# INSTRUCTIONS FOR THE TASK:
Print every record below exactly as written.

# EXCERPTED RECORDS:
|---|

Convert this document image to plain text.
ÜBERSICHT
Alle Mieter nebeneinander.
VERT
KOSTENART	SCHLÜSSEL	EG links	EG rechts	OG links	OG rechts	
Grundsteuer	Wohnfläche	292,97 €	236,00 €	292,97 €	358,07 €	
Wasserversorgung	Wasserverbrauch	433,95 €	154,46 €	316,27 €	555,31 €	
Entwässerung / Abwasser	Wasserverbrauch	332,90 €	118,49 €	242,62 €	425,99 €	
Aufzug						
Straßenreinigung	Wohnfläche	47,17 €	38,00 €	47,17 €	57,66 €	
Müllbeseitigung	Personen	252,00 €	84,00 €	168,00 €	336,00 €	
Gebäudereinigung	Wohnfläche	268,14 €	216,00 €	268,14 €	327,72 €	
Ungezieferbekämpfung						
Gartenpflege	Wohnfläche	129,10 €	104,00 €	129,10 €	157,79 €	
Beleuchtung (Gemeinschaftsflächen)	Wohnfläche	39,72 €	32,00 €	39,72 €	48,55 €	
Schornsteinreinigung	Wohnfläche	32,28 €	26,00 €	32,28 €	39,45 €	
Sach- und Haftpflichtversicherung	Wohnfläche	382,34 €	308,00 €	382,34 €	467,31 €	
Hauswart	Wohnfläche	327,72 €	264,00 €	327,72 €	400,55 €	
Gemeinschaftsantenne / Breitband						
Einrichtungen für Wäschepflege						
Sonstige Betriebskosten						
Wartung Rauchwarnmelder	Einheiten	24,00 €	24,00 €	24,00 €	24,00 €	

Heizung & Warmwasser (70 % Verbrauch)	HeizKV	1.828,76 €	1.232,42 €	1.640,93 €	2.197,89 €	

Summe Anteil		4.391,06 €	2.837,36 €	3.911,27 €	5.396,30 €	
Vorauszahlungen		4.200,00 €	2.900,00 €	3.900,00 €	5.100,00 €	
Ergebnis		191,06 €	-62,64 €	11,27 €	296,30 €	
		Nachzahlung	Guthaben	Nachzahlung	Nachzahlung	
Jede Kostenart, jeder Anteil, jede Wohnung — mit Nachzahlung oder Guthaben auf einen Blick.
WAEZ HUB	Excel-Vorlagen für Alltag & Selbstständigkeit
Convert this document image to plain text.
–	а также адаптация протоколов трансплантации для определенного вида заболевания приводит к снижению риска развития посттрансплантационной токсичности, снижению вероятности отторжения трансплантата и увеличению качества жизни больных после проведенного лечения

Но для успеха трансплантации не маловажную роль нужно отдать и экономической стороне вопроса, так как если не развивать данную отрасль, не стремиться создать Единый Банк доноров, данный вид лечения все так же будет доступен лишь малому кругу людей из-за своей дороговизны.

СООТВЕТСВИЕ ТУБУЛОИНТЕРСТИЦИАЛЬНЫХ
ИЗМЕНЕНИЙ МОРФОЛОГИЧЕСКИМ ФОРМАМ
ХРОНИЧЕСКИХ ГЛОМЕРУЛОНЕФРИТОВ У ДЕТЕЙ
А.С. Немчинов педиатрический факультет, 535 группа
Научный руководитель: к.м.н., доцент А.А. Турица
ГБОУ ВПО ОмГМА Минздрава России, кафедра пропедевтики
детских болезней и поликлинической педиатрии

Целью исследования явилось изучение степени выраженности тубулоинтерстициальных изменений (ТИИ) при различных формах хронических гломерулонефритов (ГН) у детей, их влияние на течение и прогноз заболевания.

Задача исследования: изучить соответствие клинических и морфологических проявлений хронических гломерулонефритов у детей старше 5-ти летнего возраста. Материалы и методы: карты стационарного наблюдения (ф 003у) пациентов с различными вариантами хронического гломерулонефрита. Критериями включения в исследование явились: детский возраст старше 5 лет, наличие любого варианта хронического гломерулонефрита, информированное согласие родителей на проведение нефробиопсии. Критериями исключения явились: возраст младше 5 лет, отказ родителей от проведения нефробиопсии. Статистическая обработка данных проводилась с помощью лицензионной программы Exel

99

|---|

# RESPONSE TO THIS EXERCISE:
Convert this document image to plain text.
ÜBERSICHT
Alle Mieter nebeneinander.
VERT
KOSTENART	SCHLÜSSEL	EG links	EG rechts	OG links	OG rechts	
Grundsteuer	Wohnfläche	292,97 €	236,00 €	292,97 €	358,07 €	
Wasserversorgung	Wasserverbrauch	433,95 €	154,46 €	316,27 €	555,31 €	
Entwässerung / Abwasser	Wasserverbrauch	332,90 €	118,49 €	242,62 €	425,99 €	
Aufzug						
Straßenreinigung	Wohnfläche	47,17 €	38,00 €	47,17 €	57,66 €	
Müllbeseitigung	Personen	252,00 €	84,00 €	168,00 €	336,00 €	
Gebäudereinigung	Wohnfläche	268,14 €	216,00 €	268,14 €	327,72 €	
Ungezieferbekämpfung						
Gartenpflege	Wohnfläche	129,10 €	104,00 €	129,10 €	157,79 €	
Beleuchtung (Gemeinschaftsflächen)	Wohnfläche	39,72 €	32,00 €	39,72 €	48,55 €	
Schornsteinreinigung	Wohnfläche	32,28 €	26,00 €	32,28 €	39,45 €	
Sach- und Haftpflichtversicherung	Wohnfläche	382,34 €	308,00 €	382,34 €	467,31 €	
Hauswart	Wohnfläche	327,72 €	264,00 €	327,72 €	400,55 €	
Gemeinschaftsantenne / Breitband						
Einrichtungen für Wäschepflege						
Sonstige Betriebskosten						
Wartung Rauchwarnmelder	Einheiten	24,00 €	24,00 €	24,00 €	24,00 €	

Heizung & Warmwasser (70 % Verbrauch)	HeizKV	1.828,76 €	1.232,42 €	1.640,93 €	2.197,89 €	

Summe Anteil		4.391,06 €	2.837,36 €	3.911,27 €	5.396,30 €	
Vorauszahlungen		4.200,00 €	2.900,00 €	3.900,00 €	5.100,00 €	
Ergebnis		191,06 €	-62,64 €	11,27 €	296,30 €	
		Nachzahlung	Guthaben	Nachzahlung	Nachzahlung	
Jede Kostenart, jeder Anteil, jede Wohnung — mit Nachzahlung oder Guthaben auf einen Blick.
WAEZ HUB	Excel-Vorlagen für Alltag & Selbstständigkeit
Convert this document image to plain text.
–	а также адаптация протоколов трансплантации для определенного вида заболевания приводит к снижению риска развития посттрансплантационной токсичности, снижению вероятности отторжения трансплантата и увеличению качества жизни больных после проведенного лечения

Но для успеха трансплантации не маловажную роль нужно отдать и экономической стороне вопроса, так как если не развивать данную отрасль, не стремиться создать Единый Банк доноров, данный вид лечения все так же будет доступен лишь малому кругу людей из-за своей дороговизны.

СООТВЕТСВИЕ ТУБУЛОИНТЕРСТИЦИАЛЬНЫХ
ИЗМЕНЕНИЙ МОРФОЛОГИЧЕСКИМ ФОРМАМ
ХРОНИЧЕСКИХ ГЛОМЕРУЛОНЕФРИТОВ У ДЕТЕЙ
А.С. Немчинов педиатрический факультет, 535 группа
Научный руководитель: к.м.н., доцент А.А. Турица
ГБОУ ВПО ОмГМА Минздрава России, кафедра пропедевтики
детских болезней и поликлинической педиатрии

Целью исследования явилось изучение степени выраженности тубулоинтерстициальных изменений (ТИИ) при различных формах хронических гломерулонефритов (ГН) у детей, их влияние на течение и прогноз заболевания.

Задача исследования: изучить соответствие клинических и морфологических проявлений хронических гломерулонефритов у детей старше 5-ти летнего возраста. Материалы и методы: карты стационарного наблюдения (ф 003у) пациентов с различными вариантами хронического гломерулонефрита. Критериями включения в исследование явились: детский возраст старше 5 лет, наличие любого варианта хронического гломерулонефрита, информированное согласие родителей на проведение нефробиопсии. Критериями исключения явились: возраст младше 5 лет, отказ родителей от проведения нефробиопсии. Статистическая обработка данных проводилась с помощью лицензионной программы Exel

99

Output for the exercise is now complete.